Dataset records →

####

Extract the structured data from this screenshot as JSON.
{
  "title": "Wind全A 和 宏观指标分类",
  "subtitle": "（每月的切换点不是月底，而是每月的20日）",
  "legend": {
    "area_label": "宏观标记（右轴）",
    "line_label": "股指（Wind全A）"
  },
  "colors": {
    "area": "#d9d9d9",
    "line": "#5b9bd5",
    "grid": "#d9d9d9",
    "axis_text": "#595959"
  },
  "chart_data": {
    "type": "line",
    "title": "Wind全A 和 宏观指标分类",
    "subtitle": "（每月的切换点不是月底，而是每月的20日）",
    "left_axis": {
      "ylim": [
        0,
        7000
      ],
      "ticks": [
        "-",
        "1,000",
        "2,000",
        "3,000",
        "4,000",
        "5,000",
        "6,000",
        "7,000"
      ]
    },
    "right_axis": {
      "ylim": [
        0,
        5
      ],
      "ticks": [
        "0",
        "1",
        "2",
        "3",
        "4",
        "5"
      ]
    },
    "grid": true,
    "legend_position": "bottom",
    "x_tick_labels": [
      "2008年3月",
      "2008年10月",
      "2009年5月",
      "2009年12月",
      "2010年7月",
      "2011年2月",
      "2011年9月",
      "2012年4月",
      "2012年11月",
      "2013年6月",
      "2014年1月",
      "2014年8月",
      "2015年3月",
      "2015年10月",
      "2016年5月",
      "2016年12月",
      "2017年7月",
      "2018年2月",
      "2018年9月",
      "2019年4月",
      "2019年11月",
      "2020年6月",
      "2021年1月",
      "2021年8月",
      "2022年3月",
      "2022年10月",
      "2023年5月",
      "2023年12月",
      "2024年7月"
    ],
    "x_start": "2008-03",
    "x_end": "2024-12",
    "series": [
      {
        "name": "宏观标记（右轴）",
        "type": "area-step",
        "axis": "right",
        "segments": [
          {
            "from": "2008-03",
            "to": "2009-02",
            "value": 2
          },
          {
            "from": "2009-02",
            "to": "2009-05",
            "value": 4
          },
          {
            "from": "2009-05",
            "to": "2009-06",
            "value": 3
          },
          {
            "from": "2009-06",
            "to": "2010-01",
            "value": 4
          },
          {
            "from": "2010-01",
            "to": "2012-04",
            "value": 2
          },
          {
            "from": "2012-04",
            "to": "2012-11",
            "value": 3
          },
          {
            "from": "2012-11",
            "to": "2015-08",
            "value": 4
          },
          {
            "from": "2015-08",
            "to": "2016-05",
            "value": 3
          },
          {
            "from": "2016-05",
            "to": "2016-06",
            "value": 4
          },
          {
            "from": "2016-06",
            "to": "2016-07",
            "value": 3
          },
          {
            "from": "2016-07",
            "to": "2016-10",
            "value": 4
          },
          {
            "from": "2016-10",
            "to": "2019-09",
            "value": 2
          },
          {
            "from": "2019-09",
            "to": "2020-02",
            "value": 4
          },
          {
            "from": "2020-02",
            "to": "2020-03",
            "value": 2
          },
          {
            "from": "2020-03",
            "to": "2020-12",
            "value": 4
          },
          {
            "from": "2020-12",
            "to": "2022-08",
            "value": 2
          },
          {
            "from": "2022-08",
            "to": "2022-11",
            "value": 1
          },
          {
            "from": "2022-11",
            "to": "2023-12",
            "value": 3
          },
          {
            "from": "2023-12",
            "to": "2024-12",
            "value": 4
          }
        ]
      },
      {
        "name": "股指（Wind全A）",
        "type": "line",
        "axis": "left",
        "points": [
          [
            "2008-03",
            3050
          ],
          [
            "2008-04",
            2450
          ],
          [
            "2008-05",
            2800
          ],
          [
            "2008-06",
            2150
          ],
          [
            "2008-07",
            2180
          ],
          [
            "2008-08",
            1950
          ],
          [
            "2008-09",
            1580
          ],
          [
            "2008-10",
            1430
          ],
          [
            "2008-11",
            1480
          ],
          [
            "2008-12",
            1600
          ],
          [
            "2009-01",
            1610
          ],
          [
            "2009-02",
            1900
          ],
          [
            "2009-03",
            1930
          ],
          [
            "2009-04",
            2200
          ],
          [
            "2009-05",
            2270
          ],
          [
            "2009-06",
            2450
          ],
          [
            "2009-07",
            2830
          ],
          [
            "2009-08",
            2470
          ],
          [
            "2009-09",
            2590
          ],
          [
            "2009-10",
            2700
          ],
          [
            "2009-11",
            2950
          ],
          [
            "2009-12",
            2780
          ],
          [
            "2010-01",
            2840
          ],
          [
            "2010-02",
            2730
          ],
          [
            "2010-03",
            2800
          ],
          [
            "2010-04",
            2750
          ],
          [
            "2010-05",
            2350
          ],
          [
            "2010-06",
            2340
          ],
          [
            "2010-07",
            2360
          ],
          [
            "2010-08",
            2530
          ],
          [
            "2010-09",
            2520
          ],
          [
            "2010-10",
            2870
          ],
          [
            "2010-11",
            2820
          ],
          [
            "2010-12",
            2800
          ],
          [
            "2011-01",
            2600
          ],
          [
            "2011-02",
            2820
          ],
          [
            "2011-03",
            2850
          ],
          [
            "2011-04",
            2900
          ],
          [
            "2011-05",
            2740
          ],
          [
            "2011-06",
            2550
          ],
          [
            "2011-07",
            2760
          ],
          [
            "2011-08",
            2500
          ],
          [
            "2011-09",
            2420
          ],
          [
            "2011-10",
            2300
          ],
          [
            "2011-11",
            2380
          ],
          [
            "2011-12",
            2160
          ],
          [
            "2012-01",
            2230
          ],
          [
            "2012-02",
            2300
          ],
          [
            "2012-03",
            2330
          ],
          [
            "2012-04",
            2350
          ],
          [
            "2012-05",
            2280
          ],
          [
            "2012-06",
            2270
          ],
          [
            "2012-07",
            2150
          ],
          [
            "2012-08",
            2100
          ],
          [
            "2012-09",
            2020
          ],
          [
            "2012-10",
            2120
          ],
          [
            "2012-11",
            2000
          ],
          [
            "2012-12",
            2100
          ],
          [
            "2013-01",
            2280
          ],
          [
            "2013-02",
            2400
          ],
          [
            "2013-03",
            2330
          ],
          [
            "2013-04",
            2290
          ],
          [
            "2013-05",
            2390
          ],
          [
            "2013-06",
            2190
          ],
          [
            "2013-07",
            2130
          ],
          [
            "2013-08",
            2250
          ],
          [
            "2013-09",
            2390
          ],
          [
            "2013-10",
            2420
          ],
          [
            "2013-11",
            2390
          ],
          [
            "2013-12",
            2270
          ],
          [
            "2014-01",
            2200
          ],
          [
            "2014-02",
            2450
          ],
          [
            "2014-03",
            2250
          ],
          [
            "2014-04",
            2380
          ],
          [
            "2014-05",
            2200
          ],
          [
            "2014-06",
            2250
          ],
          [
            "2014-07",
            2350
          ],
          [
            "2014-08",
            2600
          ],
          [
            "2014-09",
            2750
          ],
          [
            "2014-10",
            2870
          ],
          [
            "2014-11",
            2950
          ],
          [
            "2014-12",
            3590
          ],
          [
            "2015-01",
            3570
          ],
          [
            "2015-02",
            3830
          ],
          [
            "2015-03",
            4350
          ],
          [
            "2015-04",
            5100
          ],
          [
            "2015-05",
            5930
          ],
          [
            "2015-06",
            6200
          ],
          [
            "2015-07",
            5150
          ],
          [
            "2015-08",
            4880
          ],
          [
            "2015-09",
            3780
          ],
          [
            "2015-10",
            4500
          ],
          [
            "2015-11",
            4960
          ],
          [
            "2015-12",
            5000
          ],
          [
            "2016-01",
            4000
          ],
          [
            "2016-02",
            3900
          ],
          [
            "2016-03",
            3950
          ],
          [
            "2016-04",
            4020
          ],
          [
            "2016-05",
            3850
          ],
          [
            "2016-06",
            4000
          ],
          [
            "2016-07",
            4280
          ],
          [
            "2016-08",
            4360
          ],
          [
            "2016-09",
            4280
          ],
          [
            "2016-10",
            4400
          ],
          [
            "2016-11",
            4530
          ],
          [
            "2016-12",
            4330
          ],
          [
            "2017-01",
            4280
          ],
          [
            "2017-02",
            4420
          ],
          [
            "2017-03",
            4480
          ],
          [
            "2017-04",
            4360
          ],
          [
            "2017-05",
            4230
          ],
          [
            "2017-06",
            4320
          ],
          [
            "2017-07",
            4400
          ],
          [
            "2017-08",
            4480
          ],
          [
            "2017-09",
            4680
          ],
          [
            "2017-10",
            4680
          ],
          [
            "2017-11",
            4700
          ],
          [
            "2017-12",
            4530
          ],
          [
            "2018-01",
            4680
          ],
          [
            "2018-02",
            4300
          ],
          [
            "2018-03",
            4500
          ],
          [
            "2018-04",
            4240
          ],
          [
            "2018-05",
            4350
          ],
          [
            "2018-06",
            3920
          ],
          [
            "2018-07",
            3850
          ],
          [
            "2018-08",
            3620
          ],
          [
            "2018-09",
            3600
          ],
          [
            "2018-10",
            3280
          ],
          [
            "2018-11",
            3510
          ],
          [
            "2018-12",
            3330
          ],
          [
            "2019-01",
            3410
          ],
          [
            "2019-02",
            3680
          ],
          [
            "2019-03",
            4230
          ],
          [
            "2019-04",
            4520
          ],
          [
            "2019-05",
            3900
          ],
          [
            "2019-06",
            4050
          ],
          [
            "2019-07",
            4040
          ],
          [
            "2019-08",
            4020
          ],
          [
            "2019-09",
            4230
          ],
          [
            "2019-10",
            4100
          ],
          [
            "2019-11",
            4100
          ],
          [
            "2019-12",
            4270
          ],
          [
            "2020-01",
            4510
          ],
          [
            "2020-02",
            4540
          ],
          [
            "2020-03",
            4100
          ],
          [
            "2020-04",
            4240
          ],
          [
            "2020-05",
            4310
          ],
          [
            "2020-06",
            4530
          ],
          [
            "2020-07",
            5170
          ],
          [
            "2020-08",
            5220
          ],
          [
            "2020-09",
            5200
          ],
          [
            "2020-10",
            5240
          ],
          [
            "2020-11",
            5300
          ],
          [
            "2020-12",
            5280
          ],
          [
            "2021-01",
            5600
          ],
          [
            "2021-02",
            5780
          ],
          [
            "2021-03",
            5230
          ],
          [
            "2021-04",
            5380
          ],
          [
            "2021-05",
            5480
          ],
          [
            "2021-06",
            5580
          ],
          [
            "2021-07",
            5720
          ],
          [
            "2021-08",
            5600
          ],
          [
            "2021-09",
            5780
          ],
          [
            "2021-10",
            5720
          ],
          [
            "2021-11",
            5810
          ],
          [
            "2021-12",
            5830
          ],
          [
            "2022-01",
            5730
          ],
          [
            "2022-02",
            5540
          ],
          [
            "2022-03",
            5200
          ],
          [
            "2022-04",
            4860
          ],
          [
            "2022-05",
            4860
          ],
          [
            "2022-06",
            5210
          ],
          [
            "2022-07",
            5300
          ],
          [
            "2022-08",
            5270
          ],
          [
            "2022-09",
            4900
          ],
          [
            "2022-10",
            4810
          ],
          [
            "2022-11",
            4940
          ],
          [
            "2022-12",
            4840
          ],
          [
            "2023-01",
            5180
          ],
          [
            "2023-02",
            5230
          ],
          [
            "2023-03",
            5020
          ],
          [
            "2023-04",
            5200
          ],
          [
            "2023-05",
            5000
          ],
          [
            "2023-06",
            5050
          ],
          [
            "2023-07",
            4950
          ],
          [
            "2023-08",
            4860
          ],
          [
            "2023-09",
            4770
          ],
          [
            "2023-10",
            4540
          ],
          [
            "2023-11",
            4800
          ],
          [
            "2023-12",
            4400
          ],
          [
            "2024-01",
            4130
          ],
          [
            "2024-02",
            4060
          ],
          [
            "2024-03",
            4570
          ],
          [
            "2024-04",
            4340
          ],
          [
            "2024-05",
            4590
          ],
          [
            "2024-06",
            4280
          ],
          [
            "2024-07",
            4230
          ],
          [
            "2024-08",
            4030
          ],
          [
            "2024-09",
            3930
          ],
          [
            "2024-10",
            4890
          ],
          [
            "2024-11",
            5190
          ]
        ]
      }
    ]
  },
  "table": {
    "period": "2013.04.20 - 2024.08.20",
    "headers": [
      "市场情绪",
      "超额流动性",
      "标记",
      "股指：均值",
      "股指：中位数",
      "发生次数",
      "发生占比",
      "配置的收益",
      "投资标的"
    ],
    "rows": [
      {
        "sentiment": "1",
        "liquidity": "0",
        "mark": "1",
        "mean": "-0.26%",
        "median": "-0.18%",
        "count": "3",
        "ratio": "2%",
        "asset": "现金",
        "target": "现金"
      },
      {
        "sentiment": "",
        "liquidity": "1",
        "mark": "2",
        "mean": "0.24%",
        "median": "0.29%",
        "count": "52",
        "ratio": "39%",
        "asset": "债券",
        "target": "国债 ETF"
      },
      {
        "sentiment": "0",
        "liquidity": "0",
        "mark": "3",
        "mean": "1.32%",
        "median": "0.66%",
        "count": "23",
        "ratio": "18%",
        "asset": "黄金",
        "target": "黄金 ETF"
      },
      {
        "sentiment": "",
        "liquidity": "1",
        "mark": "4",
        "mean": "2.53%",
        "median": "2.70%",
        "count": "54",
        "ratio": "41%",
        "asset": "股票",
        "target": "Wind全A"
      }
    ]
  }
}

####

Brief → Choose all lines containing the string "每月的切换点不是月底" and copy them out.

Solution for this problem →
  "subtitle": "（每月的切换点不是月底，而是每月的20日）",
    "subtitle": "（每月的切换点不是月底，而是每月的20日）",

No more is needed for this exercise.